%%
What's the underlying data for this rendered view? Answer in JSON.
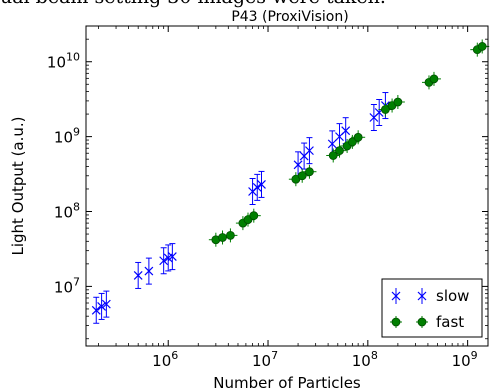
{
  "caption_fragment": "ual beam setting 30 images were taken.",
  "chart_data": {
    "type": "scatter",
    "title": "P43 (ProxiVision)",
    "xlabel": "Number of Particles",
    "ylabel": "Light Output (a.u.)",
    "xscale": "log",
    "yscale": "log",
    "xlim": [
      150000,
      1600000000
    ],
    "ylim": [
      1600000,
      30000000000
    ],
    "x_ticks": [
      {
        "value": 1000000,
        "base": "10",
        "exp": "6"
      },
      {
        "value": 10000000,
        "base": "10",
        "exp": "7"
      },
      {
        "value": 100000000,
        "base": "10",
        "exp": "8"
      },
      {
        "value": 1000000000,
        "base": "10",
        "exp": "9"
      }
    ],
    "y_ticks": [
      {
        "value": 10000000,
        "base": "10",
        "exp": "7"
      },
      {
        "value": 100000000,
        "base": "10",
        "exp": "8"
      },
      {
        "value": 1000000000,
        "base": "10",
        "exp": "9"
      },
      {
        "value": 10000000000,
        "base": "10",
        "exp": "10"
      }
    ],
    "grid": false,
    "legend_position": "bottom-right",
    "series": [
      {
        "name": "slow",
        "color": "#0000ff",
        "marker": "x",
        "points": [
          {
            "x": 190000,
            "y": 4800000
          },
          {
            "x": 215000,
            "y": 5400000
          },
          {
            "x": 240000,
            "y": 5800000
          },
          {
            "x": 500000,
            "y": 14000000
          },
          {
            "x": 640000,
            "y": 16000000
          },
          {
            "x": 900000,
            "y": 22000000
          },
          {
            "x": 1000000,
            "y": 24000000
          },
          {
            "x": 1100000,
            "y": 25000000
          },
          {
            "x": 7000000,
            "y": 185000000
          },
          {
            "x": 7800000,
            "y": 210000000
          },
          {
            "x": 8600000,
            "y": 230000000
          },
          {
            "x": 20000000,
            "y": 420000000
          },
          {
            "x": 23000000,
            "y": 550000000
          },
          {
            "x": 26000000,
            "y": 650000000
          },
          {
            "x": 44000000,
            "y": 800000000
          },
          {
            "x": 52000000,
            "y": 1000000000
          },
          {
            "x": 60000000,
            "y": 1200000000
          },
          {
            "x": 115000000,
            "y": 1800000000
          },
          {
            "x": 130000000,
            "y": 2100000000
          },
          {
            "x": 150000000,
            "y": 2600000000
          }
        ]
      },
      {
        "name": "fast",
        "color": "#007f00",
        "marker": "o",
        "points": [
          {
            "x": 3000000,
            "y": 42000000
          },
          {
            "x": 3500000,
            "y": 45000000
          },
          {
            "x": 4200000,
            "y": 48000000
          },
          {
            "x": 5600000,
            "y": 70000000
          },
          {
            "x": 6300000,
            "y": 78000000
          },
          {
            "x": 7200000,
            "y": 88000000
          },
          {
            "x": 19000000,
            "y": 270000000
          },
          {
            "x": 22000000,
            "y": 300000000
          },
          {
            "x": 26000000,
            "y": 340000000
          },
          {
            "x": 45000000,
            "y": 560000000
          },
          {
            "x": 52000000,
            "y": 650000000
          },
          {
            "x": 62000000,
            "y": 750000000
          },
          {
            "x": 70000000,
            "y": 850000000
          },
          {
            "x": 80000000,
            "y": 980000000
          },
          {
            "x": 150000000,
            "y": 2300000000
          },
          {
            "x": 175000000,
            "y": 2600000000
          },
          {
            "x": 200000000,
            "y": 2900000000
          },
          {
            "x": 410000000,
            "y": 5300000000
          },
          {
            "x": 460000000,
            "y": 5900000000
          },
          {
            "x": 1250000000,
            "y": 14500000000
          },
          {
            "x": 1400000000,
            "y": 16000000000
          }
        ]
      }
    ]
  }
}
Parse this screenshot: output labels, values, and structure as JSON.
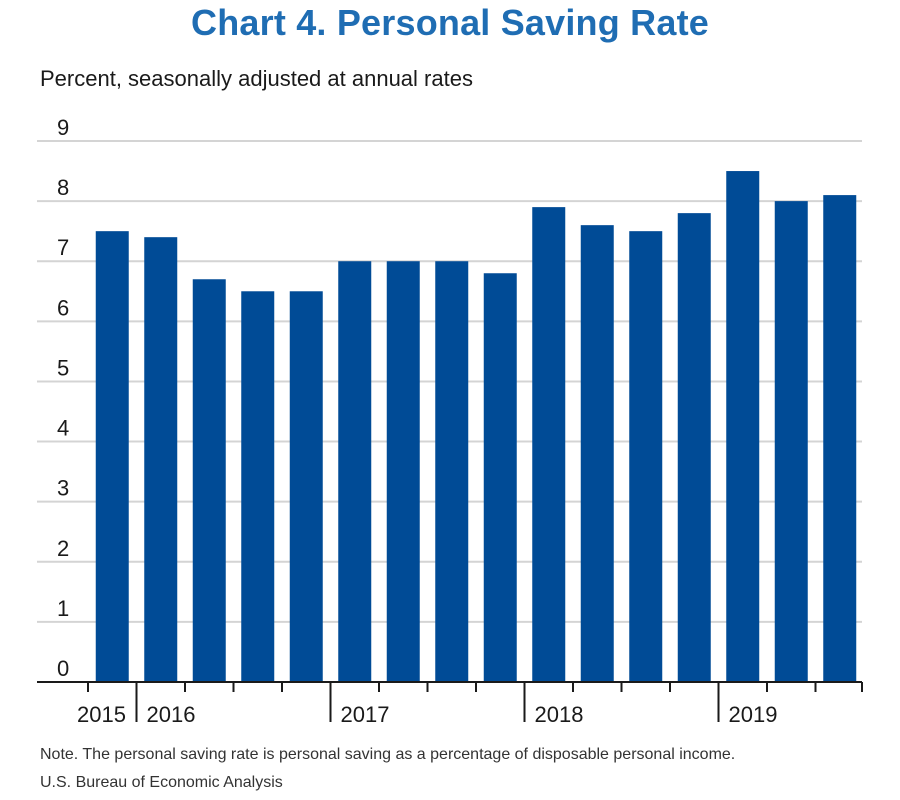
{
  "chart_data": {
    "type": "bar",
    "title": "Chart 4. Personal Saving Rate",
    "ylabel": "Percent, seasonally adjusted at annual rates",
    "xlabel": "",
    "ylim": [
      0,
      9
    ],
    "y_ticks": [
      "0",
      "1",
      "2",
      "3",
      "4",
      "5",
      "6",
      "7",
      "8",
      "9"
    ],
    "grid": true,
    "categories": [
      "2015 Q4",
      "2016 Q1",
      "2016 Q2",
      "2016 Q3",
      "2016 Q4",
      "2017 Q1",
      "2017 Q2",
      "2017 Q3",
      "2017 Q4",
      "2018 Q1",
      "2018 Q2",
      "2018 Q3",
      "2018 Q4",
      "2019 Q1",
      "2019 Q2",
      "2019 Q3"
    ],
    "values": [
      7.5,
      7.4,
      6.7,
      6.5,
      6.5,
      7.0,
      7.0,
      7.0,
      6.8,
      7.9,
      7.6,
      7.5,
      7.8,
      8.5,
      8.0,
      8.1
    ],
    "x_year_labels": [
      {
        "label": "2015",
        "first_index": 0,
        "count": 1
      },
      {
        "label": "2016",
        "first_index": 1,
        "count": 4
      },
      {
        "label": "2017",
        "first_index": 5,
        "count": 4
      },
      {
        "label": "2018",
        "first_index": 9,
        "count": 4
      },
      {
        "label": "2019",
        "first_index": 13,
        "count": 3
      }
    ],
    "bar_color": "#004b96",
    "grid_color": "#d4d4d4",
    "title_color": "#1f6db3"
  },
  "footer": {
    "note": "Note. The personal saving rate is personal saving as a percentage of disposable personal income.",
    "source": "U.S. Bureau of Economic Analysis"
  }
}
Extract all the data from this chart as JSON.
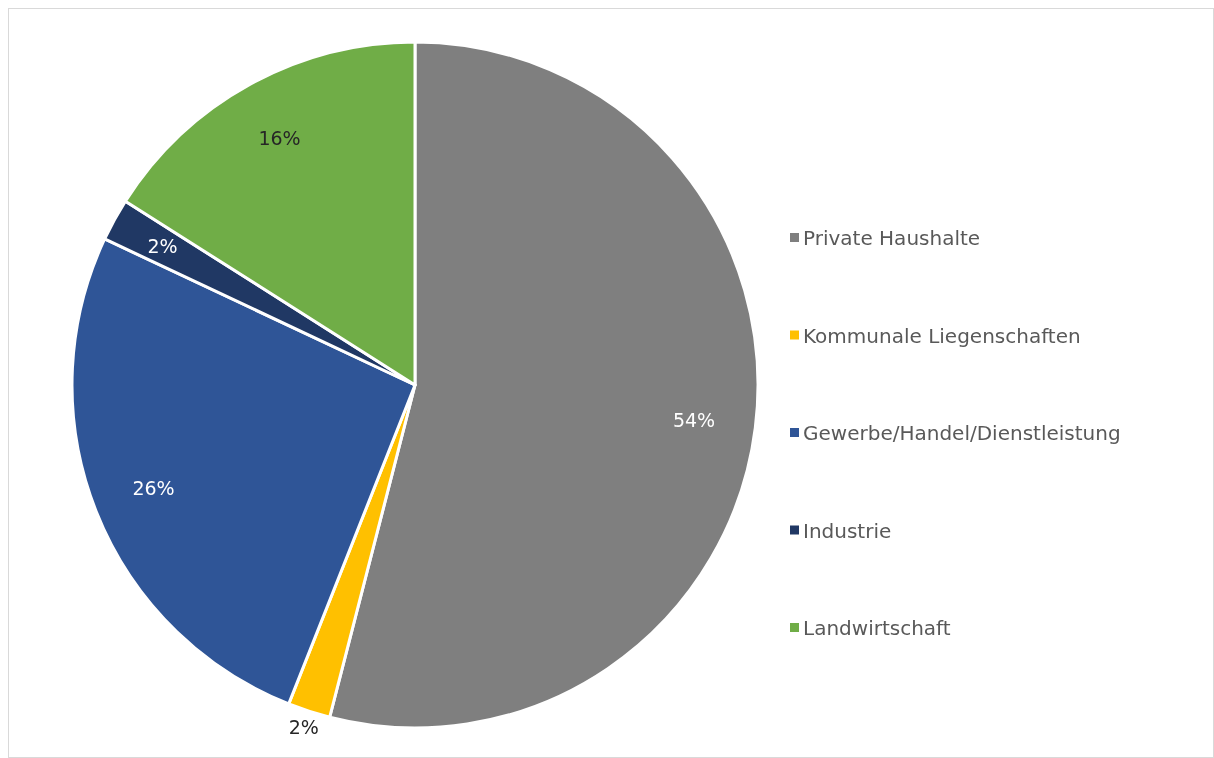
%%
# Aim of the task
Your copy of the data should match it exactly, except that pictures are left out.

# Written answer
What's the underlying data for this rendered view? Answer in JSON.
{
  "caption_fragment": "ual beam setting 30 images were taken.",
  "chart_data": {
    "type": "scatter",
    "title": "P43 (ProxiVision)",
    "xlabel": "Number of Particles",
    "ylabel": "Light Output (a.u.)",
    "xscale": "log",
    "yscale": "log",
    "xlim": [
      150000,
      1600000000
    ],
    "ylim": [
      1600000,
      30000000000
    ],
    "x_ticks": [
      {
        "value": 1000000,
        "base": "10",
        "exp": "6"
      },
      {
        "value": 10000000,
        "base": "10",
        "exp": "7"
      },
      {
        "value": 100000000,
        "base": "10",
        "exp": "8"
      },
      {
        "value": 1000000000,
        "base": "10",
        "exp": "9"
      }
    ],
    "y_ticks": [
      {
        "value": 10000000,
        "base": "10",
        "exp": "7"
      },
      {
        "value": 100000000,
        "base": "10",
        "exp": "8"
      },
      {
        "value": 1000000000,
        "base": "10",
        "exp": "9"
      },
      {
        "value": 10000000000,
        "base": "10",
        "exp": "10"
      }
    ],
    "grid": false,
    "legend_position": "bottom-right",
    "series": [
      {
        "name": "slow",
        "color": "#0000ff",
        "marker": "x",
        "points": [
          {
            "x": 190000,
            "y": 4800000
          },
          {
            "x": 215000,
            "y": 5400000
          },
          {
            "x": 240000,
            "y": 5800000
          },
          {
            "x": 500000,
            "y": 14000000
          },
          {
            "x": 640000,
            "y": 16000000
          },
          {
            "x": 900000,
            "y": 22000000
          },
          {
            "x": 1000000,
            "y": 24000000
          },
          {
            "x": 1100000,
            "y": 25000000
          },
          {
            "x": 7000000,
            "y": 185000000
          },
          {
            "x": 7800000,
            "y": 210000000
          },
          {
            "x": 8600000,
            "y": 230000000
          },
          {
            "x": 20000000,
            "y": 420000000
          },
          {
            "x": 23000000,
            "y": 550000000
          },
          {
            "x": 26000000,
            "y": 650000000
          },
          {
            "x": 44000000,
            "y": 800000000
          },
          {
            "x": 52000000,
            "y": 1000000000
          },
          {
            "x": 60000000,
            "y": 1200000000
          },
          {
            "x": 115000000,
            "y": 1800000000
          },
          {
            "x": 130000000,
            "y": 2100000000
          },
          {
            "x": 150000000,
            "y": 2600000000
          }
        ]
      },
      {
        "name": "fast",
        "color": "#007f00",
        "marker": "o",
        "points": [
          {
            "x": 3000000,
            "y": 42000000
          },
          {
            "x": 3500000,
            "y": 45000000
          },
          {
            "x": 4200000,
            "y": 48000000
          },
          {
            "x": 5600000,
            "y": 70000000
          },
          {
            "x": 6300000,
            "y": 78000000
          },
          {
            "x": 7200000,
            "y": 88000000
          },
          {
            "x": 19000000,
            "y": 270000000
          },
          {
            "x": 22000000,
            "y": 300000000
          },
          {
            "x": 26000000,
            "y": 340000000
          },
          {
            "x": 45000000,
            "y": 560000000
          },
          {
            "x": 52000000,
            "y": 650000000
          },
          {
            "x": 62000000,
            "y": 750000000
          },
          {
            "x": 70000000,
            "y": 850000000
          },
          {
            "x": 80000000,
            "y": 980000000
          },
          {
            "x": 150000000,
            "y": 2300000000
          },
          {
            "x": 175000000,
            "y": 2600000000
          },
          {
            "x": 200000000,
            "y": 2900000000
          },
          {
            "x": 410000000,
            "y": 5300000000
          },
          {
            "x": 460000000,
            "y": 5900000000
          },
          {
            "x": 1250000000,
            "y": 14500000000
          },
          {
            "x": 1400000000,
            "y": 16000000000
          }
        ]
      }
    ]
  }
}
Parse this screenshot: output labels, values, and structure as JSON.
{
  "chart_data": {
    "type": "bar",
    "title": "Chart 4. Personal Saving Rate",
    "ylabel": "Percent, seasonally adjusted at annual rates",
    "xlabel": "",
    "ylim": [
      0,
      9
    ],
    "y_ticks": [
      "0",
      "1",
      "2",
      "3",
      "4",
      "5",
      "6",
      "7",
      "8",
      "9"
    ],
    "grid": true,
    "categories": [
      "2015 Q4",
      "2016 Q1",
      "2016 Q2",
      "2016 Q3",
      "2016 Q4",
      "2017 Q1",
      "2017 Q2",
      "2017 Q3",
      "2017 Q4",
      "2018 Q1",
      "2018 Q2",
      "2018 Q3",
      "2018 Q4",
      "2019 Q1",
      "2019 Q2",
      "2019 Q3"
    ],
    "values": [
      7.5,
      7.4,
      6.7,
      6.5,
      6.5,
      7.0,
      7.0,
      7.0,
      6.8,
      7.9,
      7.6,
      7.5,
      7.8,
      8.5,
      8.0,
      8.1
    ],
    "x_year_labels": [
      {
        "label": "2015",
        "first_index": 0,
        "count": 1
      },
      {
        "label": "2016",
        "first_index": 1,
        "count": 4
      },
      {
        "label": "2017",
        "first_index": 5,
        "count": 4
      },
      {
        "label": "2018",
        "first_index": 9,
        "count": 4
      },
      {
        "label": "2019",
        "first_index": 13,
        "count": 3
      }
    ],
    "bar_color": "#004b96",
    "grid_color": "#d4d4d4",
    "title_color": "#1f6db3"
  },
  "footer": {
    "note": "Note. The personal saving rate is personal saving as a percentage of disposable personal income.",
    "source": "U.S. Bureau of Economic Analysis"
  }
}
Extract all the data from this chart as JSON.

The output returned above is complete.